** Start of PROVIDED RECORDS **
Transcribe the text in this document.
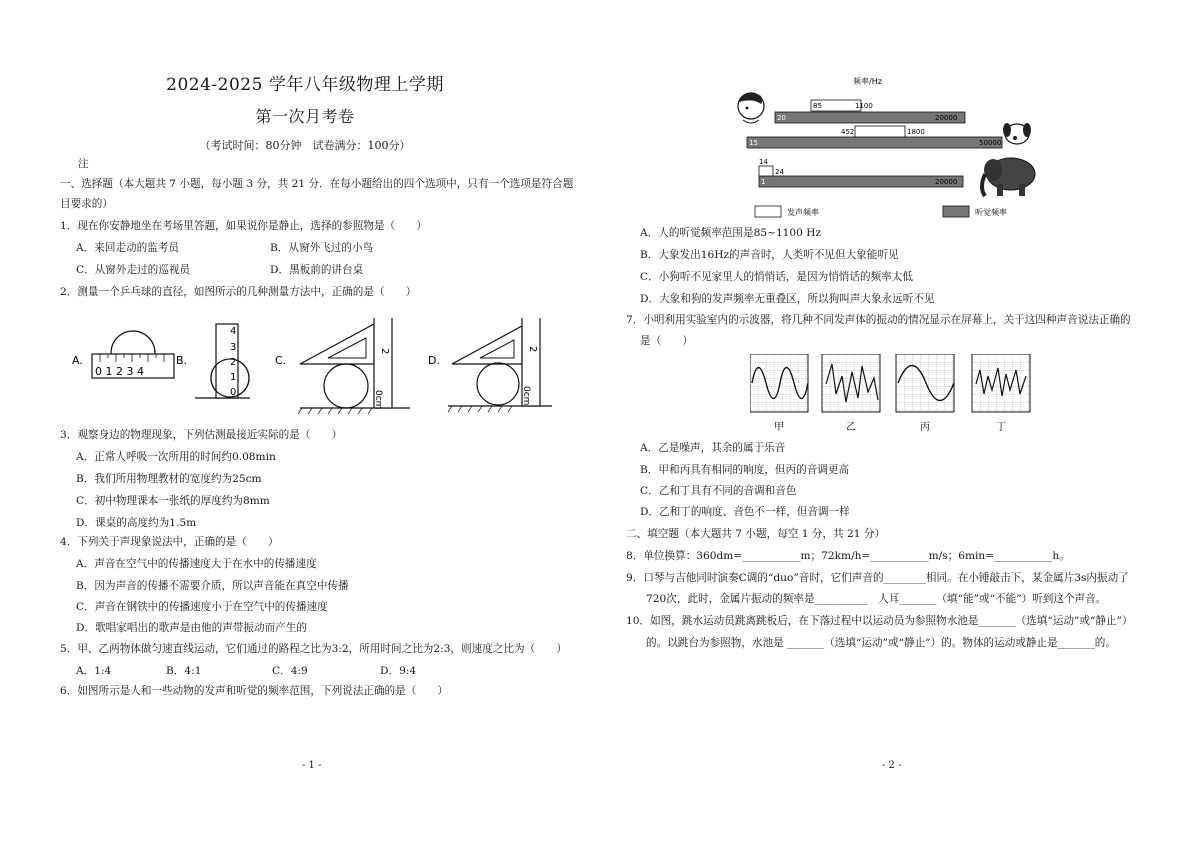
2024-2025 学年八年级物理上学期
第一次月考卷
（考试时间：80分钟　试卷满分：100分）
注
一、选择题（本大题共 7 小题，每小题 3 分，共 21 分．在每小题给出的四个选项中，只有一个选项是符合题
目要求的）
1．现在你安静地坐在考场里答题，如果说你是静止，选择的参照物是（　　）
A．来回走动的监考员	B．从窗外飞过的小鸟
C．从窗外走过的巡视员	D．黑板前的讲台桌
2．测量一个乒乓球的直径，如图所示的几种测量方法中，正确的是（　　）
A.
0 1 2 3 4
B.
4
3
2
1
0
C.
2
0cm
D.
2
0cm
3．观察身边的物理现象，下列估测最接近实际的是（　　）
A．正常人呼吸一次所用的时间约0.08min
B．我们所用物理教材的宽度约为25cm
C．初中物理课本一张纸的厚度约为8mm
D．课桌的高度约为1.5m
4．下列关于声现象说法中，正确的是（　　）
A．声音在空气中的传播速度大于在水中的传播速度
B．因为声音的传播不需要介质，所以声音能在真空中传播
C．声音在钢铁中的传播速度小于在空气中的传播速度
D．歌唱家唱出的歌声是由他的声带振动而产生的
5．甲、乙两物体做匀速直线运动，它们通过的路程之比为3:2，所用时间之比为2:3，则速度之比为（　　）
A．1:4	B．4:1	C．4:9	D．9:4
6．如图所示是人和一些动物的发声和听觉的频率范围，下列说法正确的是（　　）
- 1 -
频率/Hz
85	1100
20	20000
452	1800
15	50000
14
24
1	20000
发声频率	听觉频率
A．人的听觉频率范围是85~1100 Hz
B．大象发出16Hz的声音时，人类听不见但大象能听见
C．小狗听不见家里人的悄悄话，是因为悄悄话的频率太低
D．大象和狗的发声频率无重叠区，所以狗叫声大象永远听不见
7．小明利用实验室内的示波器，将几种不同发声体的振动的情况显示在屏幕上，关于这四种声音说法正确的
是（　　）
甲	乙	丙	丁
A．乙是噪声，其余的属于乐音
B．甲和丙具有相同的响度，但丙的音调更高
C．乙和丁具有不同的音调和音色
D．乙和丁的响度、音色不一样，但音调一样
二、填空题（本大题共 7 小题，每空 1 分，共 21 分）
8．单位换算：360dm=___________m；72km/h=___________m/s；6min=___________h。
9．口琴与吉他同时演奏C调的“duo”音时，它们声音的________相同。在小锤敲击下，某金属片3s内振动了
720次，此时，金属片振动的频率是__________　人耳_______（填“能”或“不能”）听到这个声音。
10．如图，跳水运动员跳离跳板后，在下落过程中以运动员为参照物水池是_______（选填“运动”或“静止”）
的。以跳台为参照物，水池是 _______（选填“运动”或“静止”）的。物体的运动或静止是_______的。
- 2 -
** End of PROVIDED RECORDS **
= WHAT NEEDS TO BE DONE =
Extract the full listing above verbatim; pictures are to be left out of the copy.

= THE OUTPUT =
Transcribe the text in this document.
2024-2025 学年八年级物理上学期
第一次月考卷
（考试时间：80分钟　试卷满分：100分）
注
一、选择题（本大题共 7 小题，每小题 3 分，共 21 分．在每小题给出的四个选项中，只有一个选项是符合题
目要求的）
1．现在你安静地坐在考场里答题，如果说你是静止，选择的参照物是（　　）
A．来回走动的监考员	B．从窗外飞过的小鸟
C．从窗外走过的巡视员	D．黑板前的讲台桌
2．测量一个乒乓球的直径，如图所示的几种测量方法中，正确的是（　　）
A.
0 1 2 3 4
B.
4
3
2
1
0
C.
2
0cm
D.
2
0cm
3．观察身边的物理现象，下列估测最接近实际的是（　　）
A．正常人呼吸一次所用的时间约0.08min
B．我们所用物理教材的宽度约为25cm
C．初中物理课本一张纸的厚度约为8mm
D．课桌的高度约为1.5m
4．下列关于声现象说法中，正确的是（　　）
A．声音在空气中的传播速度大于在水中的传播速度
B．因为声音的传播不需要介质，所以声音能在真空中传播
C．声音在钢铁中的传播速度小于在空气中的传播速度
D．歌唱家唱出的歌声是由他的声带振动而产生的
5．甲、乙两物体做匀速直线运动，它们通过的路程之比为3:2，所用时间之比为2:3，则速度之比为（　　）
A．1:4	B．4:1	C．4:9	D．9:4
6．如图所示是人和一些动物的发声和听觉的频率范围，下列说法正确的是（　　）
- 1 -
频率/Hz
85	1100
20	20000
452	1800
15	50000
14
24
1	20000
发声频率	听觉频率
A．人的听觉频率范围是85~1100 Hz
B．大象发出16Hz的声音时，人类听不见但大象能听见
C．小狗听不见家里人的悄悄话，是因为悄悄话的频率太低
D．大象和狗的发声频率无重叠区，所以狗叫声大象永远听不见
7．小明利用实验室内的示波器，将几种不同发声体的振动的情况显示在屏幕上，关于这四种声音说法正确的
是（　　）
甲	乙	丙	丁
A．乙是噪声，其余的属于乐音
B．甲和丙具有相同的响度，但丙的音调更高
C．乙和丁具有不同的音调和音色
D．乙和丁的响度、音色不一样，但音调一样
二、填空题（本大题共 7 小题，每空 1 分，共 21 分）
8．单位换算：360dm=___________m；72km/h=___________m/s；6min=___________h。
9．口琴与吉他同时演奏C调的“duo”音时，它们声音的________相同。在小锤敲击下，某金属片3s内振动了
720次，此时，金属片振动的频率是__________　人耳_______（填“能”或“不能”）听到这个声音。
10．如图，跳水运动员跳离跳板后，在下落过程中以运动员为参照物水池是_______（选填“运动”或“静止”）
的。以跳台为参照物，水池是 _______（选填“运动”或“静止”）的。物体的运动或静止是_______的。
- 2 -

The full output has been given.